Record list:
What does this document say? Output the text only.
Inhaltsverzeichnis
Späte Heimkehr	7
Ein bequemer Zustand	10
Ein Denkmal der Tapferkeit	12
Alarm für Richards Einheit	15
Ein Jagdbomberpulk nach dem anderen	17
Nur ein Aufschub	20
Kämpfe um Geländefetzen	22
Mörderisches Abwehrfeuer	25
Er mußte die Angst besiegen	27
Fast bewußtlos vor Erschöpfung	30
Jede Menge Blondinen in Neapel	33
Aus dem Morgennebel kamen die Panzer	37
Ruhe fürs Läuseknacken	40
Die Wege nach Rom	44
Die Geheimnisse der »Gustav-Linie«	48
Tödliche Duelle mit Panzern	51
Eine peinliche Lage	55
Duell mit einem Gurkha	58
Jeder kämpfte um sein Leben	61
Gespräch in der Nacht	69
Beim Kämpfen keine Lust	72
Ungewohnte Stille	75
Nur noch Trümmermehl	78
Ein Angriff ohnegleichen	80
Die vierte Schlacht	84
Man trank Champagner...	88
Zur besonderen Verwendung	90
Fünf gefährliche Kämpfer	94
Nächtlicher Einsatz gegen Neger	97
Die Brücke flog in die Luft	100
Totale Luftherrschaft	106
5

What is expected: Output all of the material, please, exactly as it stands.

Reply:
What does this document say? Output the text only.
Inhaltsverzeichnis
Späte Heimkehr	7
Ein bequemer Zustand	10
Ein Denkmal der Tapferkeit	12
Alarm für Richards Einheit	15
Ein Jagdbomberpulk nach dem anderen	17
Nur ein Aufschub	20
Kämpfe um Geländefetzen	22
Mörderisches Abwehrfeuer	25
Er mußte die Angst besiegen	27
Fast bewußtlos vor Erschöpfung	30
Jede Menge Blondinen in Neapel	33
Aus dem Morgennebel kamen die Panzer	37
Ruhe fürs Läuseknacken	40
Die Wege nach Rom	44
Die Geheimnisse der »Gustav-Linie«	48
Tödliche Duelle mit Panzern	51
Eine peinliche Lage	55
Duell mit einem Gurkha	58
Jeder kämpfte um sein Leben	61
Gespräch in der Nacht	69
Beim Kämpfen keine Lust	72
Ungewohnte Stille	75
Nur noch Trümmermehl	78
Ein Angriff ohnegleichen	80
Die vierte Schlacht	84
Man trank Champagner...	88
Zur besonderen Verwendung	90
Fünf gefährliche Kämpfer	94
Nächtlicher Einsatz gegen Neger	97
Die Brücke flog in die Luft	100
Totale Luftherrschaft	106
5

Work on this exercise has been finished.